#### [CONSIGNE 1]
Recopiez fidèlement le passage du commentaire sur le roman de René Maran, depuis « René Maran a » jusqu'à « un pur joyau. » inclus.

----

René Maran a ses détracteurs sur le plan littéraire, je n'en suis pas. La langue est belle, très classique. C'est Veneuse lui-même qui est censé rédiger la majeure partie du roman sous forme de journal intime, d'où une dimension pastiche indéniable : ça sent la khâgne et l'école coloniale. La dernière phrase est un pur joyau.

"Veneuse" décrit à merveille l'hypocrisie et les micro-agressions de la petite société qui se crée à bord du paquebot, puisque beaucoup de passagers supportent difficilement de devoir traiter un homme noir comme leur égal. Certaines situations et réflexions ont une pertinence toujours actuelle. Cela ne l'empêche pas d'avoir lui-même des réflexes racistes et de se conduire en cliché du fonctionnaire colonial.

----

#### [CONSIGNE 2]
Reproduisez les lignes des entrées qui vont de celle contenant « legend-label: WHAT OTHERS » jusqu'à celle contenant « legend-label: HOW GOOD » incluse, en substituant « BELIEVE » à « THINK » et sans rien modifier d'autre.

----

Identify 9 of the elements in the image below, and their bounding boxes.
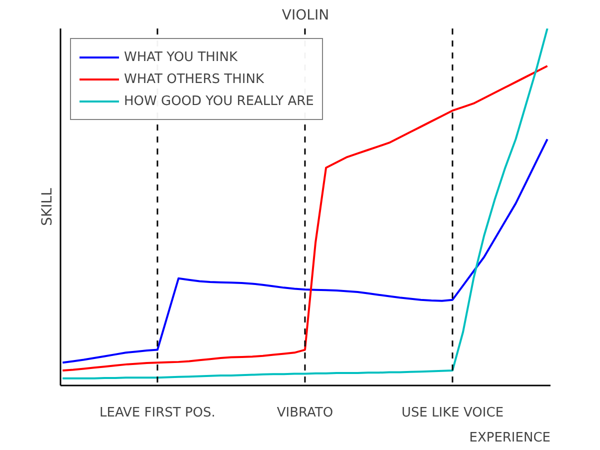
legend-label: WHAT OTHERS THINK: [124, 72, 264, 86]
legend-label: WHAT YOU THINK: [124, 50, 238, 64]
y-axis-title: SKILL: [40, 188, 56, 226]
x-tick-label: VIBRATO: [276, 406, 334, 420]
x-tick-label: USE LIKE VOICE: [401, 406, 504, 420]
legend-label: HOW GOOD YOU REALLY ARE: [124, 94, 314, 108]
x-tick-label: LEAVE FIRST POS.: [100, 406, 216, 420]
x-axis-title: EXPERIENCE: [469, 430, 551, 446]
chart-title: VIOLIN: [282, 8, 330, 24]
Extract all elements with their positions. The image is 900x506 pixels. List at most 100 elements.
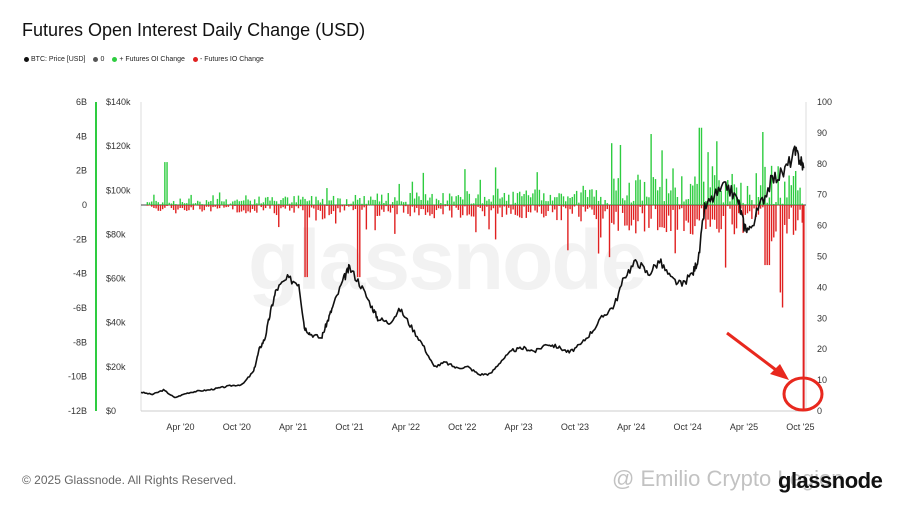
oi-bar-negative [356,205,359,278]
oi-bar-negative [490,205,492,211]
oi-bar-positive [698,127,701,205]
oi-bar-negative [646,205,648,206]
x-tick-label: Oct '25 [786,422,814,432]
oi-bar-negative [264,205,267,209]
oi-bar-positive [663,201,665,205]
oi-bar-positive [784,181,786,205]
oi-bar-positive [700,127,703,205]
oi-bar-positive [751,200,753,205]
legend-item-price[interactable]: BTC: Price [USD] [24,56,85,63]
oi-bar-positive [424,194,427,205]
oi-bar-positive [591,189,593,205]
oi-bar-positive [790,185,793,205]
oi-bar-positive [580,192,582,205]
oi-bar-positive [258,196,260,205]
oi-bar-positive [786,197,788,205]
oi-bar-negative [321,205,324,220]
oi-bar-negative [218,205,221,209]
x-tick-label: Oct '23 [561,422,589,432]
oi-bar-positive [343,204,346,205]
oi-bar-negative [212,205,214,208]
price-tick-label: $20k [106,362,126,372]
legend-item-positive[interactable]: + Futures OI Change [112,56,185,63]
oi-bar-negative [293,205,295,213]
oi-bar-negative [689,205,692,234]
right-tick-label: 100 [817,97,832,107]
oi-bar-negative [694,205,696,227]
oi-bar-negative [779,205,782,293]
oi-bar-negative [582,205,584,207]
oi-bar-positive [564,201,567,205]
oi-bar-negative [335,205,337,224]
oi-bar-positive [170,203,173,205]
oi-bar-negative [687,205,690,223]
oi-bar-positive [492,195,495,205]
oi-bar-negative [205,205,208,207]
oi-tick-label: 4B [76,131,87,141]
oi-bar-positive [350,203,352,205]
oi-bar-positive [168,202,170,205]
oi-bar-positive [529,197,532,205]
oi-bar-positive [278,203,280,205]
oi-bar-positive [251,204,254,206]
oi-bar-negative [790,205,793,208]
oi-bar-negative [733,205,736,235]
oi-bar-negative [468,205,471,215]
oi-bar-positive [608,204,611,206]
oi-bar-negative [665,205,668,233]
oi-bar-positive [286,197,289,205]
oi-bar-positive [667,193,670,205]
oi-bar-negative [621,205,624,213]
oi-bar-positive [356,199,359,205]
oi-bar-positive [413,198,416,205]
oi-bar-positive [420,199,422,205]
oi-bar-positive [275,201,278,205]
oi-bar-negative [543,205,545,218]
oi-bar-negative [676,205,679,230]
oi-bar-positive [442,193,444,205]
oi-bar-negative [632,205,635,220]
oi-bar-negative [705,205,707,230]
oi-bar-positive [652,177,655,205]
oi-bar-positive [354,194,357,205]
oi-bar-positive [540,200,543,205]
oi-bar-negative [188,205,190,211]
oi-bar-negative [453,205,455,206]
oi-bar-negative [396,205,398,215]
oi-bar-negative [339,205,341,213]
oi-bar-positive [527,195,530,205]
oi-bar-positive [661,150,663,205]
oi-bar-positive [777,166,779,205]
oi-bar-negative [549,205,552,206]
oi-bar-positive [744,204,747,205]
oi-bar-negative [365,205,368,230]
oi-bar-negative [440,205,442,209]
oi-bar-positive [534,189,536,205]
oi-bar-positive [177,204,179,206]
oi-bar-negative [389,205,392,213]
legend-item-negative[interactable]: - Futures IO Change [192,56,264,63]
oi-bar-positive [523,193,525,205]
oi-bar-positive [762,132,764,205]
oi-bar-negative [486,205,488,207]
oi-bar-negative [317,205,319,210]
oi-bar-negative [427,205,429,213]
oi-bar-negative [784,205,786,225]
oi-bar-negative [299,205,302,207]
oi-bar-negative [674,205,676,254]
oi-bar-negative [492,205,495,209]
oi-bar-negative [234,205,236,206]
oi-bar-negative [161,205,164,210]
oi-bar-positive [589,189,591,205]
oi-bar-positive [672,168,674,205]
oi-bar-positive [794,170,797,205]
legend-item-zero[interactable]: 0 [93,56,104,63]
oi-bar-negative [534,205,536,211]
oi-bar-positive [632,200,635,205]
oi-bar-positive [788,175,790,205]
oi-bar-positive [444,204,446,205]
oi-bar-negative [245,205,247,214]
oi-bar-positive [446,200,449,205]
oi-bar-positive [247,199,249,205]
oi-bar-negative [551,205,554,213]
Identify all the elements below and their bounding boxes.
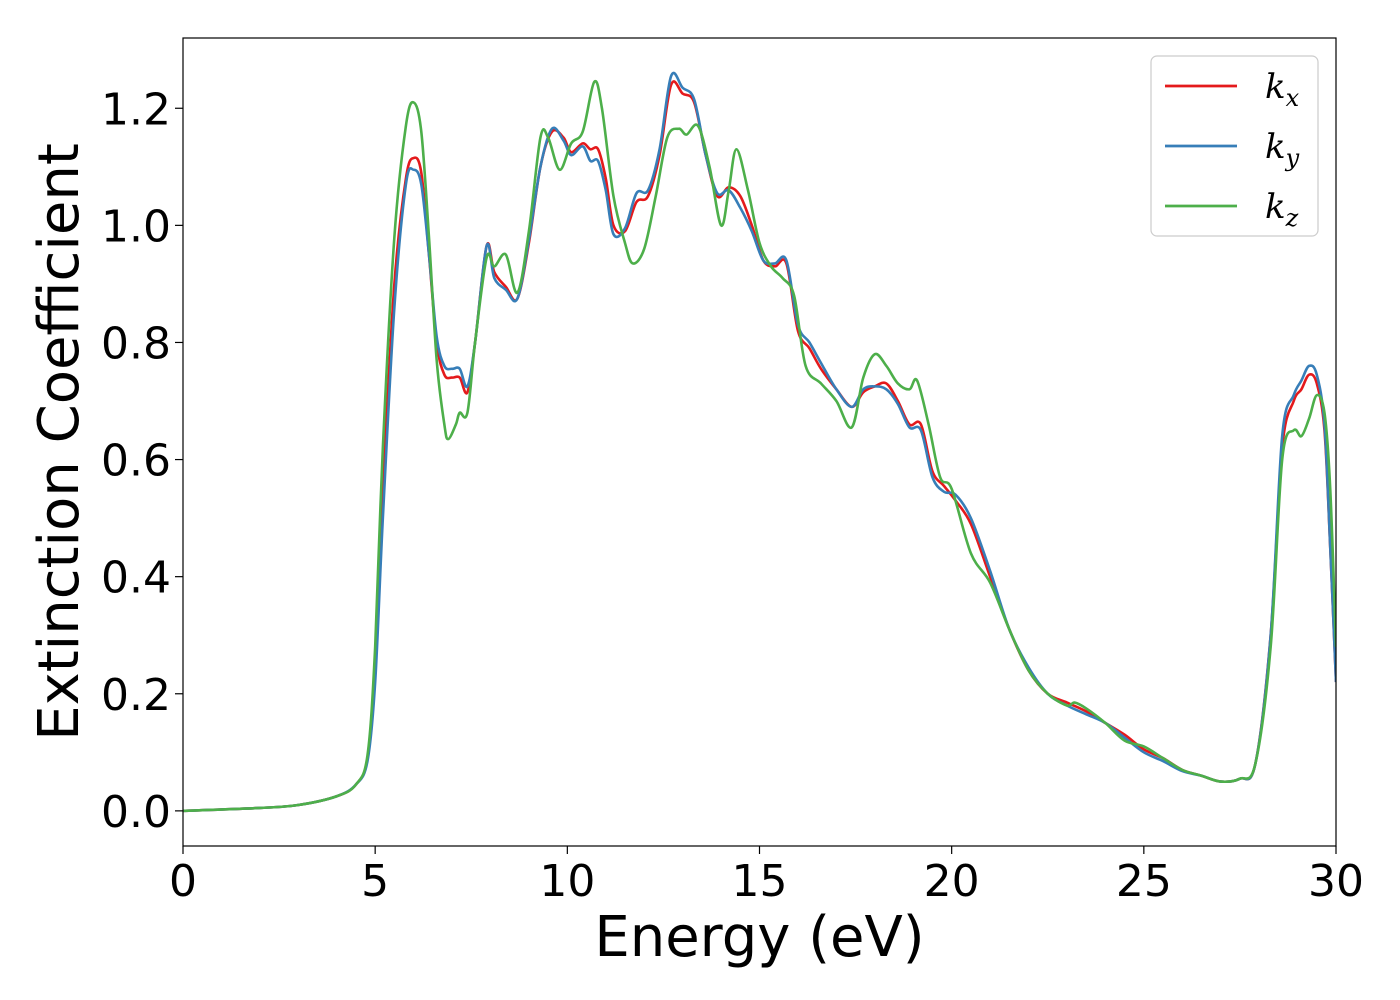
x-tick-label: 15 (732, 856, 788, 907)
legend-label: kz (1265, 187, 1299, 232)
x-tick-label: 0 (169, 856, 197, 907)
y-axis-ticks: 0.0 0.2 0.4 0.6 0.8 1.0 1.2 (101, 84, 183, 838)
plot-frame (182, 37, 1337, 847)
legend-label: kx (1265, 67, 1300, 112)
series-line-kz (183, 79, 1336, 813)
x-tick-label: 30 (1308, 856, 1364, 907)
y-tick-label: 1.2 (101, 84, 171, 135)
plot-area (183, 71, 1336, 813)
legend-label: ky (1265, 127, 1300, 172)
x-tick-label: 10 (539, 856, 595, 907)
x-tick-label: 5 (361, 856, 389, 907)
x-axis-label: Energy (eV) (594, 905, 924, 970)
y-tick-label: 0.0 (101, 787, 171, 838)
x-tick-label: 25 (1116, 856, 1172, 907)
x-tick-label: 20 (924, 856, 980, 907)
x-axis-ticks: 0 5 10 15 20 25 30 (169, 846, 1364, 907)
y-axis-label: Extinction Coefficient (27, 143, 92, 741)
y-tick-label: 0.2 (101, 670, 171, 721)
y-tick-label: 1.0 (101, 201, 171, 252)
legend: kx ky kz (1150, 55, 1319, 237)
y-tick-label: 0.6 (101, 436, 171, 487)
y-tick-label: 0.4 (101, 553, 171, 604)
y-tick-label: 0.8 (101, 318, 171, 369)
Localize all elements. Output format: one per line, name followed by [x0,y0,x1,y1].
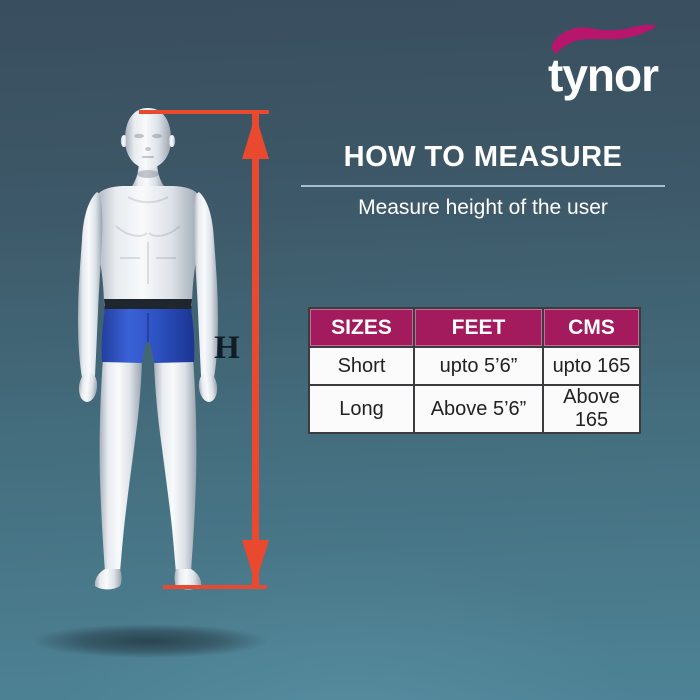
page-title: HOW TO MEASURE [343,141,623,173]
mannequin-body [78,108,218,590]
size-table-cell: Short [308,346,415,386]
mannequin-muscle-lines [115,196,181,284]
size-table-header-sizes: SIZES [308,307,415,348]
size-table-row-long: Long Above 5’6” Above 165 [308,384,641,434]
mannequin-shading [134,133,162,178]
mannequin-shorts [101,299,195,363]
size-table-header-row: SIZES FEET CMS [308,307,641,348]
title-divider [301,185,665,187]
page-subtitle: Measure height of the user [358,196,608,219]
height-measure-arrow [139,110,269,589]
instructions-block: HOW TO MEASURE Measure height of the use… [301,141,665,220]
size-table-cell: upto 5’6” [413,346,544,386]
tynor-logo-text: tynor [548,49,659,101]
size-table-cell: Long [308,384,415,434]
size-table-header-cms: CMS [542,307,641,348]
figure-shadow [32,624,268,658]
size-table-cell: Above 165 [542,384,641,434]
size-table-cell: Above 5’6” [413,384,544,434]
tynor-swoosh-icon [552,24,656,54]
tynor-logo: tynor [540,22,666,98]
height-label: H [214,330,240,366]
size-table-cell: upto 165 [542,346,641,386]
size-table: SIZES FEET CMS Short upto 5’6” upto 165 … [308,307,641,434]
size-table-row-short: Short upto 5’6” upto 165 [308,346,641,386]
size-table-header-feet: FEET [413,307,544,348]
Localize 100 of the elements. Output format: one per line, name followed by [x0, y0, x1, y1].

----

#### [RÉPONSE 1]
René Maran a ses détracteurs sur le plan littéraire, je n'en suis pas. La langue est belle, très classique. C'est Veneuse lui-même qui est censé rédiger la majeure partie du roman sous forme de journal intime, d'où une dimension pastiche indéniable : ça sent la khâgne et l'école coloniale. La dernière phrase est un pur joyau.

#### [RÉPONSE 2]
legend-label: WHAT OTHERS BELIEVE: [124, 72, 264, 86]
legend-label: WHAT YOU BELIEVE: [124, 50, 238, 64]
y-axis-title: SKILL: [40, 188, 56, 226]
x-tick-label: VIBRATO: [276, 406, 334, 420]
x-tick-label: USE LIKE VOICE: [401, 406, 504, 420]
legend-label: HOW GOOD YOU REALLY ARE: [124, 94, 314, 108]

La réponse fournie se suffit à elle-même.